**What the task asks:** Can you restate the records below word for word?

**Materials provided:**
* begin *

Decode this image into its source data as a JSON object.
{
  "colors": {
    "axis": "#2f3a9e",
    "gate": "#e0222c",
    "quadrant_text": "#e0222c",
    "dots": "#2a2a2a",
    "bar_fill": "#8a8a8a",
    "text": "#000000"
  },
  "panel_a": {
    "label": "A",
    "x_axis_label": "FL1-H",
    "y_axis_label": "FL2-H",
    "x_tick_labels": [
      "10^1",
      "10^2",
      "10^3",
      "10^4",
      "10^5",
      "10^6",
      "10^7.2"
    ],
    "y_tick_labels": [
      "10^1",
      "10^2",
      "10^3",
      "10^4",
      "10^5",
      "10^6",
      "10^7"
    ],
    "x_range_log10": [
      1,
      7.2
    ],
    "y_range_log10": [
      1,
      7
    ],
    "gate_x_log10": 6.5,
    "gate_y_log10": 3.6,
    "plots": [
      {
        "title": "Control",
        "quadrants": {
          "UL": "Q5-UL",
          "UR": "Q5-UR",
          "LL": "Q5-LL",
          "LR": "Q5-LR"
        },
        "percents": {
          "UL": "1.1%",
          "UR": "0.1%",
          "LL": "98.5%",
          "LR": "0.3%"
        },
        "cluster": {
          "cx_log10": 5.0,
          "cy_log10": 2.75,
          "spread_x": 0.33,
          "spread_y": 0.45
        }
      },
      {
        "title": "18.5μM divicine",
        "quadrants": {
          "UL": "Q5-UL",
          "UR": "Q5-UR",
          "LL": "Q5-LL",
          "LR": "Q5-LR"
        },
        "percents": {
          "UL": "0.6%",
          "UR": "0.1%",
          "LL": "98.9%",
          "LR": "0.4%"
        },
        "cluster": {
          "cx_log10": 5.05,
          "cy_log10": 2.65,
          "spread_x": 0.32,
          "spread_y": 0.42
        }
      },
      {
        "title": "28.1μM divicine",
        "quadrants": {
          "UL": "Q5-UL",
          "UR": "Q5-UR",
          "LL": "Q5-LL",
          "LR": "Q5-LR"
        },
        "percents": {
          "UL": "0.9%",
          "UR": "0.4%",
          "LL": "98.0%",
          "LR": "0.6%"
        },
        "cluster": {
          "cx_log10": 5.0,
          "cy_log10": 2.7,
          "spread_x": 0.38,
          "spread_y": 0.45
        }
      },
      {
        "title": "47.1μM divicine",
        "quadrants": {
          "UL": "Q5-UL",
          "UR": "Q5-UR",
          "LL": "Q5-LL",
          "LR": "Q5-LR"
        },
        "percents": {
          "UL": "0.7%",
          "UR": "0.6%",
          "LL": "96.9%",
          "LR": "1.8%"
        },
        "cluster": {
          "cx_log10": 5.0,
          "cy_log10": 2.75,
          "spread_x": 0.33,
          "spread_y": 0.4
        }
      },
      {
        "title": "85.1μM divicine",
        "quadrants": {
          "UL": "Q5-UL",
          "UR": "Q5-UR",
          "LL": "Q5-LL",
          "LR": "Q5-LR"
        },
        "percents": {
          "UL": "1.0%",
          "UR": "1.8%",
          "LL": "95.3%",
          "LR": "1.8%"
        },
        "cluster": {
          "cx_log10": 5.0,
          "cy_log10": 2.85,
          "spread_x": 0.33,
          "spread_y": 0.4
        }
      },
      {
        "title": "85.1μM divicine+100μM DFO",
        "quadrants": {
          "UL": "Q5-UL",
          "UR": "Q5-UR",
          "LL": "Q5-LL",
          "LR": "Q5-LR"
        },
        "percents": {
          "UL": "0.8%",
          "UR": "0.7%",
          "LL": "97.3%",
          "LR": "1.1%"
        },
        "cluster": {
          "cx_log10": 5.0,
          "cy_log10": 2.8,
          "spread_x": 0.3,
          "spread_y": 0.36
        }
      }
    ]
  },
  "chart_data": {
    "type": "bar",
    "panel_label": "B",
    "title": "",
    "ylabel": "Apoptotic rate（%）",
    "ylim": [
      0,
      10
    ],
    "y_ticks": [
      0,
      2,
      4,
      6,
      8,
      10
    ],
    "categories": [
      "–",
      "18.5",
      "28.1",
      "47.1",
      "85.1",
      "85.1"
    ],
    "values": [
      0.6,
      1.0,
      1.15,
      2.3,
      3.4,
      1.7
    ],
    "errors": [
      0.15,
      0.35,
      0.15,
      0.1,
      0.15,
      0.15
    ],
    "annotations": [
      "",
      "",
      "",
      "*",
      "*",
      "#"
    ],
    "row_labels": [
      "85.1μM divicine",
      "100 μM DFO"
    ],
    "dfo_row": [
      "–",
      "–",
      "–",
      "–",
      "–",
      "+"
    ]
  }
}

* end *

**Result below:**
Decode this image into its source data as a JSON object.
{
  "colors": {
    "axis": "#2f3a9e",
    "gate": "#e0222c",
    "quadrant_text": "#e0222c",
    "dots": "#2a2a2a",
    "bar_fill": "#8a8a8a",
    "text": "#000000"
  },
  "panel_a": {
    "label": "A",
    "x_axis_label": "FL1-H",
    "y_axis_label": "FL2-H",
    "x_tick_labels": [
      "10^1",
      "10^2",
      "10^3",
      "10^4",
      "10^5",
      "10^6",
      "10^7.2"
    ],
    "y_tick_labels": [
      "10^1",
      "10^2",
      "10^3",
      "10^4",
      "10^5",
      "10^6",
      "10^7"
    ],
    "x_range_log10": [
      1,
      7.2
    ],
    "y_range_log10": [
      1,
      7
    ],
    "gate_x_log10": 6.5,
    "gate_y_log10": 3.6,
    "plots": [
      {
        "title": "Control",
        "quadrants": {
          "UL": "Q5-UL",
          "UR": "Q5-UR",
          "LL": "Q5-LL",
          "LR": "Q5-LR"
        },
        "percents": {
          "UL": "1.1%",
          "UR": "0.1%",
          "LL": "98.5%",
          "LR": "0.3%"
        },
        "cluster": {
          "cx_log10": 5.0,
          "cy_log10": 2.75,
          "spread_x": 0.33,
          "spread_y": 0.45
        }
      },
      {
        "title": "18.5μM divicine",
        "quadrants": {
          "UL": "Q5-UL",
          "UR": "Q5-UR",
          "LL": "Q5-LL",
          "LR": "Q5-LR"
        },
        "percents": {
          "UL": "0.6%",
          "UR": "0.1%",
          "LL": "98.9%",
          "LR": "0.4%"
        },
        "cluster": {
          "cx_log10": 5.05,
          "cy_log10": 2.65,
          "spread_x": 0.32,
          "spread_y": 0.42
        }
      },
      {
        "title": "28.1μM divicine",
        "quadrants": {
          "UL": "Q5-UL",
          "UR": "Q5-UR",
          "LL": "Q5-LL",
          "LR": "Q5-LR"
        },
        "percents": {
          "UL": "0.9%",
          "UR": "0.4%",
          "LL": "98.0%",
          "LR": "0.6%"
        },
        "cluster": {
          "cx_log10": 5.0,
          "cy_log10": 2.7,
          "spread_x": 0.38,
          "spread_y": 0.45
        }
      },
      {
        "title": "47.1μM divicine",
        "quadrants": {
          "UL": "Q5-UL",
          "UR": "Q5-UR",
          "LL": "Q5-LL",
          "LR": "Q5-LR"
        },
        "percents": {
          "UL": "0.7%",
          "UR": "0.6%",
          "LL": "96.9%",
          "LR": "1.8%"
        },
        "cluster": {
          "cx_log10": 5.0,
          "cy_log10": 2.75,
          "spread_x": 0.33,
          "spread_y": 0.4
        }
      },
      {
        "title": "85.1μM divicine",
        "quadrants": {
          "UL": "Q5-UL",
          "UR": "Q5-UR",
          "LL": "Q5-LL",
          "LR": "Q5-LR"
        },
        "percents": {
          "UL": "1.0%",
          "UR": "1.8%",
          "LL": "95.3%",
          "LR": "1.8%"
        },
        "cluster": {
          "cx_log10": 5.0,
          "cy_log10": 2.85,
          "spread_x": 0.33,
          "spread_y": 0.4
        }
      },
      {
        "title": "85.1μM divicine+100μM DFO",
        "quadrants": {
          "UL": "Q5-UL",
          "UR": "Q5-UR",
          "LL": "Q5-LL",
          "LR": "Q5-LR"
        },
        "percents": {
          "UL": "0.8%",
          "UR": "0.7%",
          "LL": "97.3%",
          "LR": "1.1%"
        },
        "cluster": {
          "cx_log10": 5.0,
          "cy_log10": 2.8,
          "spread_x": 0.3,
          "spread_y": 0.36
        }
      }
    ]
  },
  "chart_data": {
    "type": "bar",
    "panel_label": "B",
    "title": "",
    "ylabel": "Apoptotic rate（%）",
    "ylim": [
      0,
      10
    ],
    "y_ticks": [
      0,
      2,
      4,
      6,
      8,
      10
    ],
    "categories": [
      "–",
      "18.5",
      "28.1",
      "47.1",
      "85.1",
      "85.1"
    ],
    "values": [
      0.6,
      1.0,
      1.15,
      2.3,
      3.4,
      1.7
    ],
    "errors": [
      0.15,
      0.35,
      0.15,
      0.1,
      0.15,
      0.15
    ],
    "annotations": [
      "",
      "",
      "",
      "*",
      "*",
      "#"
    ],
    "row_labels": [
      "85.1μM divicine",
      "100 μM DFO"
    ],
    "dfo_row": [
      "–",
      "–",
      "–",
      "–",
      "–",
      "+"
    ]
  }
}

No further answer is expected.